*AVAILABLE DATA*
= Beginning of Section =
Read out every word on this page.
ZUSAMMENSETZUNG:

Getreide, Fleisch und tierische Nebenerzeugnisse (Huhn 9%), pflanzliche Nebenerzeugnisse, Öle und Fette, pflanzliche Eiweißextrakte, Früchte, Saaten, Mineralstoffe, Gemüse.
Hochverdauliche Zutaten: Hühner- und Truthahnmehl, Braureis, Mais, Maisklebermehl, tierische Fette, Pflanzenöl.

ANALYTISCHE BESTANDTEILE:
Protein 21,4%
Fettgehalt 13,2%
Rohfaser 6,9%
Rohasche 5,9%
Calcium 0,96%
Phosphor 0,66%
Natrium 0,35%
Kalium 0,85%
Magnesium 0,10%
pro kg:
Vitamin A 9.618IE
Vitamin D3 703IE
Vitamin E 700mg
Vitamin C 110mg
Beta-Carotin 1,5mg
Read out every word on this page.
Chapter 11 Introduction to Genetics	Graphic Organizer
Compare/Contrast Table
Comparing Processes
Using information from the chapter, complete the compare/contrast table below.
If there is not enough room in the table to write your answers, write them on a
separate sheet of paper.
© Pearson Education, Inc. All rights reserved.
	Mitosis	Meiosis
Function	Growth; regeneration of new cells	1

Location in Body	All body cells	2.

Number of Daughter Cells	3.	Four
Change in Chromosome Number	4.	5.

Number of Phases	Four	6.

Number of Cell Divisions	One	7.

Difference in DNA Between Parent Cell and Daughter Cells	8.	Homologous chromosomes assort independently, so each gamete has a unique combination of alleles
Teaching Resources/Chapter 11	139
= End of Section =
*WHAT IS NEEDED*
Your answer must be every record above, set down exactly as written.

*PROBLEM SOLUTION*
Read out every word on this page.
ZUSAMMENSETZUNG:

Getreide, Fleisch und tierische Nebenerzeugnisse (Huhn 9%), pflanzliche Nebenerzeugnisse, Öle und Fette, pflanzliche Eiweißextrakte, Früchte, Saaten, Mineralstoffe, Gemüse.
Hochverdauliche Zutaten: Hühner- und Truthahnmehl, Braureis, Mais, Maisklebermehl, tierische Fette, Pflanzenöl.

ANALYTISCHE BESTANDTEILE:
Protein 21,4%
Fettgehalt 13,2%
Rohfaser 6,9%
Rohasche 5,9%
Calcium 0,96%
Phosphor 0,66%
Natrium 0,35%
Kalium 0,85%
Magnesium 0,10%
pro kg:
Vitamin A 9.618IE
Vitamin D3 703IE
Vitamin E 700mg
Vitamin C 110mg
Beta-Carotin 1,5mg
Read out every word on this page.
Chapter 11 Introduction to Genetics	Graphic Organizer
Compare/Contrast Table
Comparing Processes
Using information from the chapter, complete the compare/contrast table below.
If there is not enough room in the table to write your answers, write them on a
separate sheet of paper.
© Pearson Education, Inc. All rights reserved.
	Mitosis	Meiosis
Function	Growth; regeneration of new cells	1

Location in Body	All body cells	2.

Number of Daughter Cells	3.	Four
Change in Chromosome Number	4.	5.

Number of Phases	Four	6.

Number of Cell Divisions	One	7.

Difference in DNA Between Parent Cell and Daughter Cells	8.	Homologous chromosomes assort independently, so each gamete has a unique combination of alleles
Teaching Resources/Chapter 11	139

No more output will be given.